━━━ Source material

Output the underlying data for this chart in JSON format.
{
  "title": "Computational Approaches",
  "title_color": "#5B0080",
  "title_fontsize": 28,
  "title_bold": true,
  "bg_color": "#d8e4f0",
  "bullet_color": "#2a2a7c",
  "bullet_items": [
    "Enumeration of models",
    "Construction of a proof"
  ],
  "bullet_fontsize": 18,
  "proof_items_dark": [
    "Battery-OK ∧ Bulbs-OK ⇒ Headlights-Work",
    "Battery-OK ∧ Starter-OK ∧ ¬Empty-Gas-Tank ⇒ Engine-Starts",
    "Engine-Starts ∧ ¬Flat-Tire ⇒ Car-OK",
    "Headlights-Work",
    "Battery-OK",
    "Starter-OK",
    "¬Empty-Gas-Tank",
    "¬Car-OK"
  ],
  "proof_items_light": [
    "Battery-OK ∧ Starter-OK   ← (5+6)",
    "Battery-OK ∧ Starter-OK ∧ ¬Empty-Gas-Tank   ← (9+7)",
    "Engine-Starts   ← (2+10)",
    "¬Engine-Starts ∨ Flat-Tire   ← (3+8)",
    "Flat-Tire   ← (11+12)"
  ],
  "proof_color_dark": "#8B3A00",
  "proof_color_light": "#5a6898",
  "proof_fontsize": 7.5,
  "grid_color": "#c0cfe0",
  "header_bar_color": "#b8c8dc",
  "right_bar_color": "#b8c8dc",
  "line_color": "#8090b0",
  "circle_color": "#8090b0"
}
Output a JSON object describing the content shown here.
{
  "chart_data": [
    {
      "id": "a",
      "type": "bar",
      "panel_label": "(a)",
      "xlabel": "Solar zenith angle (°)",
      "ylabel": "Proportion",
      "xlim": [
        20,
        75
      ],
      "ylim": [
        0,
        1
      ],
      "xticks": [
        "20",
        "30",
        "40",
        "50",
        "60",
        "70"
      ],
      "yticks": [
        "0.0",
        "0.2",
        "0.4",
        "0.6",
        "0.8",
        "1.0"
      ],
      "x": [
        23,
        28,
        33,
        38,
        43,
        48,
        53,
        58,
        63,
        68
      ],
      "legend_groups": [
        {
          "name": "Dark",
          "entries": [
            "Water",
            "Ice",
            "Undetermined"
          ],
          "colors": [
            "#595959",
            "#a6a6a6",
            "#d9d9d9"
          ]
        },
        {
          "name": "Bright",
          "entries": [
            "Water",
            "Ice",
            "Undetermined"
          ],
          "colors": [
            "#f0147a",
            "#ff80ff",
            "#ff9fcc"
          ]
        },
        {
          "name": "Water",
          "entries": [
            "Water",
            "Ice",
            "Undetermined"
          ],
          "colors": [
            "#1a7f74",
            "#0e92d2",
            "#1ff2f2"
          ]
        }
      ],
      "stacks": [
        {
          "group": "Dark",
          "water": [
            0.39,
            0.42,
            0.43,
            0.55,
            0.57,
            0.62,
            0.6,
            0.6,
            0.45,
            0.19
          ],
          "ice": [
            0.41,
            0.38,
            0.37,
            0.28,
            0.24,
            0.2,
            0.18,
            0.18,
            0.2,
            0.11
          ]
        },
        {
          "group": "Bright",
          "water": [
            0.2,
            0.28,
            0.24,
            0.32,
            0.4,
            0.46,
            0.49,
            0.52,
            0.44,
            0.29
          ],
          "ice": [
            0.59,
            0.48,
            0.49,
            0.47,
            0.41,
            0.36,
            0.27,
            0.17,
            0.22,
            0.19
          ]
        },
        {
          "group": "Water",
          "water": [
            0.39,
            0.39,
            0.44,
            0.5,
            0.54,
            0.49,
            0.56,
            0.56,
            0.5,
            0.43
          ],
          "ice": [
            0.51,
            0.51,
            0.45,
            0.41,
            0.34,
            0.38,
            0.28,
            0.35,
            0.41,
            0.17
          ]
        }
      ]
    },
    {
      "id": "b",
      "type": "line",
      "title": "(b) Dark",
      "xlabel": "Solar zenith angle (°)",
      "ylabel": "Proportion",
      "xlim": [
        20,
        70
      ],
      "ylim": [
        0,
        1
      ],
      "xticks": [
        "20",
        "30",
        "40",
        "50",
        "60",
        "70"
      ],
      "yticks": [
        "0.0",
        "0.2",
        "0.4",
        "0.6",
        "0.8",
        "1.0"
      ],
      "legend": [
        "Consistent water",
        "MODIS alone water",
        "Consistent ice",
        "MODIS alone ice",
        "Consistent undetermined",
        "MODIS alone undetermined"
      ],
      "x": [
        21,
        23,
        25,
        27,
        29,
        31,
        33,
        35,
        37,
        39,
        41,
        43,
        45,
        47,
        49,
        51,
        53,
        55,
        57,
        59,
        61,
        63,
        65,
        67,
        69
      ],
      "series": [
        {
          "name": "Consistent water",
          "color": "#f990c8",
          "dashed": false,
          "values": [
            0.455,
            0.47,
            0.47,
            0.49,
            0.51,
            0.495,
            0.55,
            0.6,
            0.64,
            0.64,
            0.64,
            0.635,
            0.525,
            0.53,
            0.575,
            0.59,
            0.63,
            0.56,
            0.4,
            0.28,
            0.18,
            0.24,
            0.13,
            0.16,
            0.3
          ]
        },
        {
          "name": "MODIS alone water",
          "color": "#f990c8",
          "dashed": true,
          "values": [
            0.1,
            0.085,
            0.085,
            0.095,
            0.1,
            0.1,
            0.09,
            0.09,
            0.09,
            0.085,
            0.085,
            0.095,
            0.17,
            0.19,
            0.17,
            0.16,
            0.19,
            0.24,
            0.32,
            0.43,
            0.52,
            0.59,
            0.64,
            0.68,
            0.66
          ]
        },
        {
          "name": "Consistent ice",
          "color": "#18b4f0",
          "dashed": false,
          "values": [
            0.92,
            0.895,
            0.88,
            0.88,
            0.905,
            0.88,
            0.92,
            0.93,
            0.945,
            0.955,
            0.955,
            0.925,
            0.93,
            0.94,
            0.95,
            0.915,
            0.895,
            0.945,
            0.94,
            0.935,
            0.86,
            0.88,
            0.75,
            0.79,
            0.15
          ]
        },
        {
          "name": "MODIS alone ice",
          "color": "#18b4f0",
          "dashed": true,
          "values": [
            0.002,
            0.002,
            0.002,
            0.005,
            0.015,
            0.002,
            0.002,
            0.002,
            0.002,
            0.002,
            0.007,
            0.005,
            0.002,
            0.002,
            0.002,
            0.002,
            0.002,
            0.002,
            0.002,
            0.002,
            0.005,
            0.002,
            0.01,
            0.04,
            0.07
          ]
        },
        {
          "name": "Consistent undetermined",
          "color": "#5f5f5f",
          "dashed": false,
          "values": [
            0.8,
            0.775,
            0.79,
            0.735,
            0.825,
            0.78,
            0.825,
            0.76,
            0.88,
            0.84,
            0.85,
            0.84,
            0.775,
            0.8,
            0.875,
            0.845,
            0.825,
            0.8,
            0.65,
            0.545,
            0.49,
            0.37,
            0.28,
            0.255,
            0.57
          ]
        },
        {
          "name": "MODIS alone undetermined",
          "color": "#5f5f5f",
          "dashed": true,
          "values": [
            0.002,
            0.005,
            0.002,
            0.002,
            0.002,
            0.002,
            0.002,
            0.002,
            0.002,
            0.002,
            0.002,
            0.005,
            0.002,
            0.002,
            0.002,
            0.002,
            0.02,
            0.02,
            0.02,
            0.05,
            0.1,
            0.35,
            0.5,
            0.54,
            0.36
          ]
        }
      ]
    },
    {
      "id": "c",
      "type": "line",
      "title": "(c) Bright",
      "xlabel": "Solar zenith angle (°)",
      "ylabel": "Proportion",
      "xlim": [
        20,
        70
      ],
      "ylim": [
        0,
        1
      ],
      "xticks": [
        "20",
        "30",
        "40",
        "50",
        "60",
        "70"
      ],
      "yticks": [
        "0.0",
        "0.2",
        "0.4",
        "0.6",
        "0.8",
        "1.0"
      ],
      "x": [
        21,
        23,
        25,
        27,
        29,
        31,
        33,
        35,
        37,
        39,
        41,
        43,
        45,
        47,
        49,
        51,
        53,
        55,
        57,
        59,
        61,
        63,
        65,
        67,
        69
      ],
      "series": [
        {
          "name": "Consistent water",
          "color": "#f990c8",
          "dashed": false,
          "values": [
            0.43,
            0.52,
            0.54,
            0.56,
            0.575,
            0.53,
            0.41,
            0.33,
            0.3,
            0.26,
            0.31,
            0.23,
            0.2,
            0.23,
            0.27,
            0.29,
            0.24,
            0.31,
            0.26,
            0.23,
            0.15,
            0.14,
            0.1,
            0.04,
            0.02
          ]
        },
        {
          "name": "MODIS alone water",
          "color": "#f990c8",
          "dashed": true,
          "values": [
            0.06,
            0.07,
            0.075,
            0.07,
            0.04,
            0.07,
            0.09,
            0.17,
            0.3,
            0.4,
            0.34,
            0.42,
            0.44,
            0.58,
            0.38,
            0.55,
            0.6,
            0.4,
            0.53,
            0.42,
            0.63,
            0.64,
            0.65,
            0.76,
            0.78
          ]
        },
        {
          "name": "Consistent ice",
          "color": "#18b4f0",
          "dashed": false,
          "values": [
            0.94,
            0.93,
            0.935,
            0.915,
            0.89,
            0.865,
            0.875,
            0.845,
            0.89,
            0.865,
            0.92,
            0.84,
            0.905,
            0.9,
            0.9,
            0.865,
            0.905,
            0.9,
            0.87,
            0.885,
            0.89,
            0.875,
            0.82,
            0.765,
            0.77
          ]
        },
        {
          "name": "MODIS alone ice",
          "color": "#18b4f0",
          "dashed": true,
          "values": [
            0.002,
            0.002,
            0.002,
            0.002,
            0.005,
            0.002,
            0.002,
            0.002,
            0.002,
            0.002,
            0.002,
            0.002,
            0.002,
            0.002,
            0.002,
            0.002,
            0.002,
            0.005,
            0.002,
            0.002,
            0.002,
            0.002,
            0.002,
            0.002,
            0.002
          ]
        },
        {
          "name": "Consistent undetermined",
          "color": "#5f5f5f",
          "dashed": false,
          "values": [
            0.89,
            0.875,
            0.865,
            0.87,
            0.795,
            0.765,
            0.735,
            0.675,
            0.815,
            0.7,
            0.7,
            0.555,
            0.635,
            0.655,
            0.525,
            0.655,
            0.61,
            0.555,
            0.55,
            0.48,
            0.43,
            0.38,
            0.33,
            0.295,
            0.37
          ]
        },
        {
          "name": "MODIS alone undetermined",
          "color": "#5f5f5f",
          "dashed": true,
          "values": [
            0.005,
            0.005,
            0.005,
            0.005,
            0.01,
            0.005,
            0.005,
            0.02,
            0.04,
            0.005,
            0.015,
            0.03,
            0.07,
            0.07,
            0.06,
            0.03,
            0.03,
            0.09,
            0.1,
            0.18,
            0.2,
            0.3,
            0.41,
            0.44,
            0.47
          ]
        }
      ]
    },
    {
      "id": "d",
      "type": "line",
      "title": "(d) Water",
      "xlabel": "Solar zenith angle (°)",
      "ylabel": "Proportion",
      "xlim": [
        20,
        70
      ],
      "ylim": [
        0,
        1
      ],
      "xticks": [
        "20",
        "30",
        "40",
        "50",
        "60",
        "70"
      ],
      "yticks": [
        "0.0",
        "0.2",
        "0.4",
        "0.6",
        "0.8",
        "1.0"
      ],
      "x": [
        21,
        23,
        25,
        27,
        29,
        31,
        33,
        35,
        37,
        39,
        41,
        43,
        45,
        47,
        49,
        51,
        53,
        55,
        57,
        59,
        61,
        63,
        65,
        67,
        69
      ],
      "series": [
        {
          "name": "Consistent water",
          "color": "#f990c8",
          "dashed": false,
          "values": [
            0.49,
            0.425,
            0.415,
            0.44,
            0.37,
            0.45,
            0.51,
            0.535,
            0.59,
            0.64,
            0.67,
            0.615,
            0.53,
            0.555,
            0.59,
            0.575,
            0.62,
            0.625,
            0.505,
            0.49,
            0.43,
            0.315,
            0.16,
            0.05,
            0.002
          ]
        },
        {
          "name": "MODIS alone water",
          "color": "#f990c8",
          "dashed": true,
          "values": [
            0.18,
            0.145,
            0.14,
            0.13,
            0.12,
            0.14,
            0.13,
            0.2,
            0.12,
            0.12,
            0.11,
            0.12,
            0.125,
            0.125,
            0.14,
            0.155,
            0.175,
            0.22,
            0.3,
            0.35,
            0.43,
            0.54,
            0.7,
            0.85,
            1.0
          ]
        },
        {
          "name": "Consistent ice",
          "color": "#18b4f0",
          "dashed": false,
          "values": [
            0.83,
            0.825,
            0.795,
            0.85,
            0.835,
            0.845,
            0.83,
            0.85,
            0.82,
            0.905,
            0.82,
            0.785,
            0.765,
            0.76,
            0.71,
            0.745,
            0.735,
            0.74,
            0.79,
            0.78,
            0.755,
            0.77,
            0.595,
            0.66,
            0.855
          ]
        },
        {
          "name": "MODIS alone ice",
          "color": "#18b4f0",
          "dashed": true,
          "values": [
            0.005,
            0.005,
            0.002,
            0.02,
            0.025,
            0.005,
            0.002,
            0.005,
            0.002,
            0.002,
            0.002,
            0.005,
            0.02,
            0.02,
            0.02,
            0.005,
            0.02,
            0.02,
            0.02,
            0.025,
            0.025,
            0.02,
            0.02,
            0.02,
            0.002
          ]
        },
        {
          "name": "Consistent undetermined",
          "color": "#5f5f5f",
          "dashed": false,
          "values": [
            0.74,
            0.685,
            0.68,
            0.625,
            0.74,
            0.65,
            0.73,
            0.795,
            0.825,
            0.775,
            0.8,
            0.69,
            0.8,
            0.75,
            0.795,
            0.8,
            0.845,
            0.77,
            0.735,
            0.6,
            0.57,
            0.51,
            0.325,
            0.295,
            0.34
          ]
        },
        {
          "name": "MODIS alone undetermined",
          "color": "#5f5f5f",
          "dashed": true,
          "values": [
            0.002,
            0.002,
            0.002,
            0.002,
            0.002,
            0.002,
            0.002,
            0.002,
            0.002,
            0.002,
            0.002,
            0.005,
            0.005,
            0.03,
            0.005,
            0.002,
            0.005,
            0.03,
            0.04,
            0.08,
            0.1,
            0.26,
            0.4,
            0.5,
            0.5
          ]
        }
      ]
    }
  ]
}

━━━━━━

* [Written instruction] Gather up every line in the data above that contains the word "JSON", copying each one.

* [Exercise output]
Output the underlying data for this chart in JSON format.
Output a JSON object describing the content shown here.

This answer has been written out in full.